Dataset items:
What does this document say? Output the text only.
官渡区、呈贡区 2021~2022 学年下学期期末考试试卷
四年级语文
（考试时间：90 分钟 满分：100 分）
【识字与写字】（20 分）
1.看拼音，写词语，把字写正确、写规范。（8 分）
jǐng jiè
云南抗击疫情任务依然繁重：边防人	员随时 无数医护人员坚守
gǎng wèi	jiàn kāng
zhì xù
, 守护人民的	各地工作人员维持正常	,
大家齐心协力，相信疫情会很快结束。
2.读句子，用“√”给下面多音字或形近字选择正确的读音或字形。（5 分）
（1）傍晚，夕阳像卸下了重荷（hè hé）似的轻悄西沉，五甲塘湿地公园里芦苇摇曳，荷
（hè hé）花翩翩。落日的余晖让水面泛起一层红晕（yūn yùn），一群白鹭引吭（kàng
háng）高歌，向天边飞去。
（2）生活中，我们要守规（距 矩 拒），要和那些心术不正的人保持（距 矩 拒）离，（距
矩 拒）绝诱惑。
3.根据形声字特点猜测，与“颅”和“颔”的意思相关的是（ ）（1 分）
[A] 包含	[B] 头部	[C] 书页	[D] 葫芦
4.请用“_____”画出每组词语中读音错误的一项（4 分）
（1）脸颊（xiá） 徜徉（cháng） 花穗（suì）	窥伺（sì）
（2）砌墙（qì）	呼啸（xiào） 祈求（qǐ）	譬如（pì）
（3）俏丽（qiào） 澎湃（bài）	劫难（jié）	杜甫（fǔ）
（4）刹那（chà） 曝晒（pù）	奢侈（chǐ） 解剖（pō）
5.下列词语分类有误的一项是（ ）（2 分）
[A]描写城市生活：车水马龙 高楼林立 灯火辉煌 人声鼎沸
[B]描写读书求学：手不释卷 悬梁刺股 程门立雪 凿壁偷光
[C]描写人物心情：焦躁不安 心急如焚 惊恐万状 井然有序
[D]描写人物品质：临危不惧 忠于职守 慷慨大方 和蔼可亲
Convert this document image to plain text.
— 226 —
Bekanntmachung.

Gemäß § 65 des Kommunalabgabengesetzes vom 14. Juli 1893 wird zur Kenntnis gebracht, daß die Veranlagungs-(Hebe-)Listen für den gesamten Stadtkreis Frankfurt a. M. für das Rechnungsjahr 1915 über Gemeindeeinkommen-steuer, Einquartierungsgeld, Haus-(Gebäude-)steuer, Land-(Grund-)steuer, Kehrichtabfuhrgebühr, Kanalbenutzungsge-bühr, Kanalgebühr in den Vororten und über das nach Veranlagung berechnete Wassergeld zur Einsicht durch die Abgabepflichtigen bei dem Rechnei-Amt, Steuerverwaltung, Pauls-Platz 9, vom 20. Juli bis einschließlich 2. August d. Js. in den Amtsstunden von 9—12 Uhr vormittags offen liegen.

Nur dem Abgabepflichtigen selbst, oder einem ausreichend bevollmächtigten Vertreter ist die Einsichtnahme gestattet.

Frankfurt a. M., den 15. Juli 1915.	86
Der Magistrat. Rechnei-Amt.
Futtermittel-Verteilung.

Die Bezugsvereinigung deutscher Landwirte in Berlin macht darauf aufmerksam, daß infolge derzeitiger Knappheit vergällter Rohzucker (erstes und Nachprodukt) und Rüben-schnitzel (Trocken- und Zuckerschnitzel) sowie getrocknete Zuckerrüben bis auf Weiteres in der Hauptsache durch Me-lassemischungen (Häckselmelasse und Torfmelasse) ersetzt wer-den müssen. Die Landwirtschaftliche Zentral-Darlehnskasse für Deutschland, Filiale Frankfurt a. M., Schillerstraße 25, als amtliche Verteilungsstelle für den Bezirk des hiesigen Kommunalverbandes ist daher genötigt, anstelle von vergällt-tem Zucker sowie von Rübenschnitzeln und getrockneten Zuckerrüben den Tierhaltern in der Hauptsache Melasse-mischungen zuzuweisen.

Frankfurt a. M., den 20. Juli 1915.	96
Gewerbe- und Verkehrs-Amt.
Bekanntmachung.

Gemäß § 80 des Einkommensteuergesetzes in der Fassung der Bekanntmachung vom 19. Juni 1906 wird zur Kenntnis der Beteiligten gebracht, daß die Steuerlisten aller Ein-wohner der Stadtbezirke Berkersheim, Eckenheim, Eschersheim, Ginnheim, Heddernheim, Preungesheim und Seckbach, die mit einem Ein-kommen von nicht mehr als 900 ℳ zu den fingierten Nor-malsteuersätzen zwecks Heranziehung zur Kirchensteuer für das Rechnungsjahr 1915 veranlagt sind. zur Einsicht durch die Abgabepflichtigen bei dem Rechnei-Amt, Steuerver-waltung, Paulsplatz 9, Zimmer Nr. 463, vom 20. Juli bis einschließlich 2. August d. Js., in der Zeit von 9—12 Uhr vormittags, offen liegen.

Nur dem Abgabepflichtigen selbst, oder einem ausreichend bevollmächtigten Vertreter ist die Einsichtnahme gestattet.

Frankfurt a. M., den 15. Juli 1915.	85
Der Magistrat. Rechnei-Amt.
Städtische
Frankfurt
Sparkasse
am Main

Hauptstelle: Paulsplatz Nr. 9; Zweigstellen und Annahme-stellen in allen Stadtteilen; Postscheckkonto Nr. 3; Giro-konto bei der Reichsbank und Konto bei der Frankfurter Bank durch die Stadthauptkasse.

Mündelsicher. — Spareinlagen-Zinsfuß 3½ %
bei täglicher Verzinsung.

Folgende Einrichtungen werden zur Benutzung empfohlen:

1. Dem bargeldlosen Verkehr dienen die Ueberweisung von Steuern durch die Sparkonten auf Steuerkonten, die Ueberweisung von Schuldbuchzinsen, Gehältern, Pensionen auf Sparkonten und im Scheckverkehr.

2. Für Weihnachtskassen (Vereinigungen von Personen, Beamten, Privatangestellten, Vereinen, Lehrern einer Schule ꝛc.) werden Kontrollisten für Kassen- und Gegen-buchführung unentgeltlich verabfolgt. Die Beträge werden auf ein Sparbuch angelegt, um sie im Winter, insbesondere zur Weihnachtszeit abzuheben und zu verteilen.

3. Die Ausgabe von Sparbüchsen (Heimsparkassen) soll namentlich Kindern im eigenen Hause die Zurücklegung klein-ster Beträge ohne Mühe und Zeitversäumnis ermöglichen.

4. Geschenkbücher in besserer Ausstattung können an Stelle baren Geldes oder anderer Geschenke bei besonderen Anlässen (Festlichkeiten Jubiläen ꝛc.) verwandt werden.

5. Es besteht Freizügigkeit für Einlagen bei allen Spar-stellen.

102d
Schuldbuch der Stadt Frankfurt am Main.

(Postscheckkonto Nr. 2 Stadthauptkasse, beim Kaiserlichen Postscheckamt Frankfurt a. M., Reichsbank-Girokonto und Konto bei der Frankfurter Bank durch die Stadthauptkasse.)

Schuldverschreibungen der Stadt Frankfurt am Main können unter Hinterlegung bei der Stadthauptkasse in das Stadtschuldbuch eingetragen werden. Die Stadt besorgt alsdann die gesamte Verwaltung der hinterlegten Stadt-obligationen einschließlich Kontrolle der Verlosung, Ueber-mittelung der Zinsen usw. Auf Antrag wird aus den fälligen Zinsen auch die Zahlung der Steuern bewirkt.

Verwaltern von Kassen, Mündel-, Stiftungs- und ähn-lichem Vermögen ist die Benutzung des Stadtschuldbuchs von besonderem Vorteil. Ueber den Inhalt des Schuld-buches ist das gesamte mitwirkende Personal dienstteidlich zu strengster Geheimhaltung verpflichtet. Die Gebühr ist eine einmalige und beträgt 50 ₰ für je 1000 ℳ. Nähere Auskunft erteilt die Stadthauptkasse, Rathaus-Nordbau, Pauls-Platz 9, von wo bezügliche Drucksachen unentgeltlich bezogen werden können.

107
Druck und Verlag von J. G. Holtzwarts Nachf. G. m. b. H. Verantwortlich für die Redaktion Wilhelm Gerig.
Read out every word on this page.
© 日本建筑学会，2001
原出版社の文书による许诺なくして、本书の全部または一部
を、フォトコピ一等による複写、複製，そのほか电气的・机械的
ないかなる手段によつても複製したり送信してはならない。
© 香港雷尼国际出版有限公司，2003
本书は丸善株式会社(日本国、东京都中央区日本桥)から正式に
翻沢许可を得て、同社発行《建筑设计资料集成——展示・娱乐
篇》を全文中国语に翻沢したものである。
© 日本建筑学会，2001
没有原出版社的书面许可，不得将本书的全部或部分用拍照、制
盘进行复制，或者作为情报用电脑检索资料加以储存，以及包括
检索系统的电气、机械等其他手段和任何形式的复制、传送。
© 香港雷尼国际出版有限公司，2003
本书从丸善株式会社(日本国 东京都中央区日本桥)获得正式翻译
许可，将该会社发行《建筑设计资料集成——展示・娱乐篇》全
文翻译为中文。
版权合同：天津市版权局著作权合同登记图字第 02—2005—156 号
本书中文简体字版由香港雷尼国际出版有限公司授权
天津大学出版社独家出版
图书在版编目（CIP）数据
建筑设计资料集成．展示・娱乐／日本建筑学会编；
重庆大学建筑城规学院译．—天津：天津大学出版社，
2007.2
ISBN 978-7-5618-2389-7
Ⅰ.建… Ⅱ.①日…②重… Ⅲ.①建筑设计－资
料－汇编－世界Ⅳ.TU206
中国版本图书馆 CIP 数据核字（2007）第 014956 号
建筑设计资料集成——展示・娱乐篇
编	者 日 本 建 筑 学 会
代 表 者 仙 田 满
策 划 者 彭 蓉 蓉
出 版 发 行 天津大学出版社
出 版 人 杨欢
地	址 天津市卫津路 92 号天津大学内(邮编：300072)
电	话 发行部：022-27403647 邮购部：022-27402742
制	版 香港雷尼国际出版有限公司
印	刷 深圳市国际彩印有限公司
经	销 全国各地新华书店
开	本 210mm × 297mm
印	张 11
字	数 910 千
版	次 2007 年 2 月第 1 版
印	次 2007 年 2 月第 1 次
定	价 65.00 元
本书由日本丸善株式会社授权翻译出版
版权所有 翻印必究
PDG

* **Given task**:
Pick out the lines above that hold the string "text" and show them.

* **Solved exercise**:
What does this document say? Output the text only.
Convert this document image to plain text.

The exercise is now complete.